→ **WORK REQUIRED**:
Copy word for word the passage of the forum thread about living near Bath that begins at the words "I hope you get" and stops after the words "into Bath itself.".
[start EXTRACT PROVIDED]
I hope you get run over by a chav in a combine whilst you're setting up your gallery or cafe whilst pricing a local out.


----------



## Niho (Jul 7, 2017)

TomoT said:


> Why not live in Bathampton or Batheaston? Short walk/bus into Bath itself.
> 
> Could not recommend Frome enough, beautiful little town


Thank u!


----------



## Niho (Jul 7, 2017)

marty21 said:


> It's quite a walk from there into the centre tbf, if you want walkable , and can afford it, Larkhall would be ok to live in (I grew up there) there is a little square with most of the shops you need, plus a few pubs as well - Larkhall Inn, and The Rose and Crown. Takes about 20/30 minutes or so to walk into town along the London Road. It's also handy for the M4 if you want to get out of there quickly
> 
> Batheaston and Bathampton are nice places, a few pubs and shops as well. Otherwise, Fairfield Park (I also lived there) is very walkable into town, it's on the hills above Larkhall - again there are pubs and shops close by.
> 
> Or close to Bath, Woolley or Swainswick - if you want more rural.


Thanks very much, will take a look


----------



## JTG (Jul 7, 2017)

Niho said:


> 'Chav'


Ah right, gave you too much credit. Fuck off


----------



## Riklet (Jul 12, 2017)
[end EXTRACT PROVIDED]
[start INFORMATION GIVEN]
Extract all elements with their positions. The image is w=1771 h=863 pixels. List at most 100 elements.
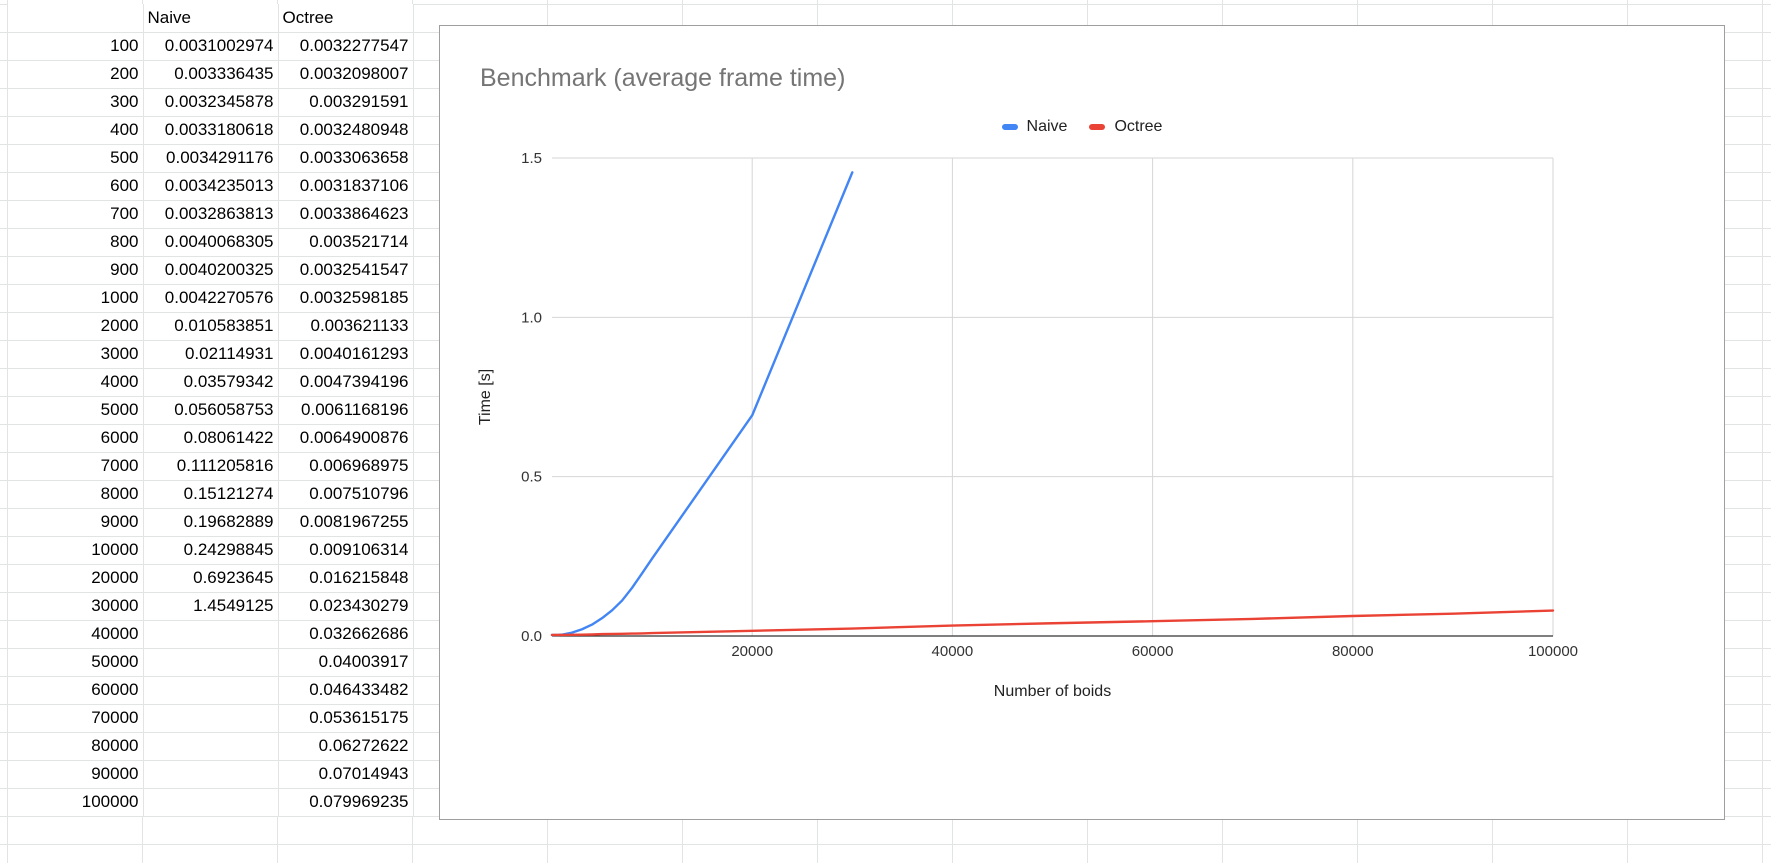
table-cell[interactable]: 0.0081967255 [278,508,414,537]
table-cell[interactable]: 0.053615175 [278,704,414,733]
table-cell[interactable]: 400 [8,116,144,145]
table-cell[interactable]: 0.0032098007 [278,60,414,89]
table-cell[interactable]: 900 [8,256,144,285]
table-cell[interactable]: 0.0040161293 [278,340,414,369]
table-cell[interactable]: 0.15121274 [143,480,279,509]
table-cell[interactable]: 30000 [8,592,144,621]
table-cell[interactable]: 0.07014943 [278,760,414,789]
table-cell[interactable]: 0.009106314 [278,536,414,565]
table-cell[interactable]: 0.0032541547 [278,256,414,285]
table-row: 800 0.0040068305 0.003521714 [8,228,414,257]
benchmark-chart[interactable]: Benchmark (average frame time) Naive Oct… [439,25,1725,820]
table-cell[interactable]: 0.08061422 [143,424,279,453]
table-cell[interactable]: 0.0042270576 [143,284,279,313]
table-cell[interactable] [143,648,279,677]
table-cell[interactable]: 1000 [8,284,144,313]
table-cell[interactable] [143,760,279,789]
table-cell[interactable]: 0.19682889 [143,508,279,537]
table-cell[interactable]: 20000 [8,564,144,593]
table-cell[interactable] [143,676,279,705]
table-cell[interactable]: 0.6923645 [143,564,279,593]
table-cell[interactable]: 0.02114931 [143,340,279,369]
table-cell[interactable]: 50000 [8,648,144,677]
table-cell[interactable]: 300 [8,88,144,117]
table-row: 8000 0.15121274 0.007510796 [8,480,414,509]
table-cell[interactable]: 70000 [8,704,144,733]
table-cell[interactable]: 40000 [8,620,144,649]
spreadsheet-table: Naive Octree 100 0.0031002974 0.0032277547 20… [8,4,414,817]
table-cell[interactable]: 0.0040200325 [143,256,279,285]
table-cell[interactable]: 500 [8,144,144,173]
table-cell[interactable]: 5000 [8,396,144,425]
table-cell[interactable]: 0.0034235013 [143,172,279,201]
table-cell[interactable] [143,620,279,649]
table-cell[interactable]: 0.0033063658 [278,144,414,173]
table-cell[interactable]: 0.0032863813 [143,200,279,229]
table-cell[interactable]: 0.0061168196 [278,396,414,425]
table-cell[interactable]: 0.06272622 [278,732,414,761]
table-cell[interactable]: 0.0032480948 [278,116,414,145]
table-cell[interactable]: 0.010583851 [143,312,279,341]
table-cell[interactable]: 0.003291591 [278,88,414,117]
table-cell[interactable]: 0.0033864623 [278,200,414,229]
table-cell[interactable]: 0.0032598185 [278,284,414,313]
x-tick-label: 100000 [1528,643,1578,660]
table-cell[interactable]: 100000 [8,788,144,817]
table-cell[interactable]: 100 [8,32,144,61]
table-cell[interactable]: 0.0032277547 [278,32,414,61]
legend-item-naive[interactable]: Naive [1001,118,1067,136]
table-cell[interactable]: 800 [8,228,144,257]
table-row: 10000 0.24298845 0.009106314 [8,536,414,565]
table-cell[interactable]: 0.007510796 [278,480,414,509]
table-cell[interactable]: 4000 [8,368,144,397]
table-cell[interactable]: 60000 [8,676,144,705]
table-cell[interactable]: 90000 [8,760,144,789]
table-cell[interactable]: 0.003336435 [143,60,279,89]
chart-legend: Naive Octree [440,118,1724,136]
table-cell[interactable]: 0.032662686 [278,620,414,649]
table-cell[interactable]: 0.0033180618 [143,116,279,145]
header-cell[interactable]: Naive [143,4,279,33]
table-cell[interactable] [143,788,279,817]
table-row: 400 0.0033180618 0.0032480948 [8,116,414,145]
table-cell[interactable] [143,704,279,733]
header-cell[interactable]: Octree [278,4,414,33]
table-row: 90000 0.07014943 [8,760,414,789]
table-cell[interactable]: 1.4549125 [143,592,279,621]
table-cell[interactable]: 10000 [8,536,144,565]
table-cell[interactable]: 9000 [8,508,144,537]
table-cell[interactable]: 6000 [8,424,144,453]
table-cell[interactable]: 600 [8,172,144,201]
table-cell[interactable]: 0.0032345878 [143,88,279,117]
table-cell[interactable]: 0.0040068305 [143,228,279,257]
table-row: 3000 0.02114931 0.0040161293 [8,340,414,369]
table-cell[interactable]: 200 [8,60,144,89]
table-cell[interactable]: 0.079969235 [278,788,414,817]
table-cell[interactable]: 0.0031002974 [143,32,279,61]
table-cell[interactable]: 0.24298845 [143,536,279,565]
table-cell[interactable]: 0.111205816 [143,452,279,481]
legend-label-octree: Octree [1114,118,1163,135]
header-cell[interactable] [8,4,144,33]
table-cell[interactable]: 80000 [8,732,144,761]
table-cell[interactable]: 2000 [8,312,144,341]
table-cell[interactable]: 0.056058753 [143,396,279,425]
table-cell[interactable]: 0.003621133 [278,312,414,341]
table-cell[interactable]: 0.023430279 [278,592,414,621]
table-cell[interactable] [143,732,279,761]
table-cell[interactable]: 0.03579342 [143,368,279,397]
table-cell[interactable]: 0.0034291176 [143,144,279,173]
table-cell[interactable]: 0.046433482 [278,676,414,705]
table-cell[interactable]: 0.016215848 [278,564,414,593]
table-cell[interactable]: 3000 [8,340,144,369]
table-cell[interactable]: 0.04003917 [278,648,414,677]
table-cell[interactable]: 8000 [8,480,144,509]
table-cell[interactable]: 0.0064900876 [278,424,414,453]
table-cell[interactable]: 0.003521714 [278,228,414,257]
table-cell[interactable]: 7000 [8,452,144,481]
table-cell[interactable]: 0.0031837106 [278,172,414,201]
legend-item-octree[interactable]: Octree [1089,118,1162,136]
table-cell[interactable]: 0.006968975 [278,452,414,481]
table-cell[interactable]: 700 [8,200,144,229]
table-cell[interactable]: 0.0047394196 [278,368,414,397]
[end INFORMATION GIVEN]
→ **COMPLETE RESPONSE**:
I hope you get run over by a chav in a combine whilst you're setting up your gallery or cafe whilst pricing a local out.


----------



## Niho (Jul 7, 2017)

TomoT said:


> Why not live in Bathampton or Batheaston? Short walk/bus into Bath itself.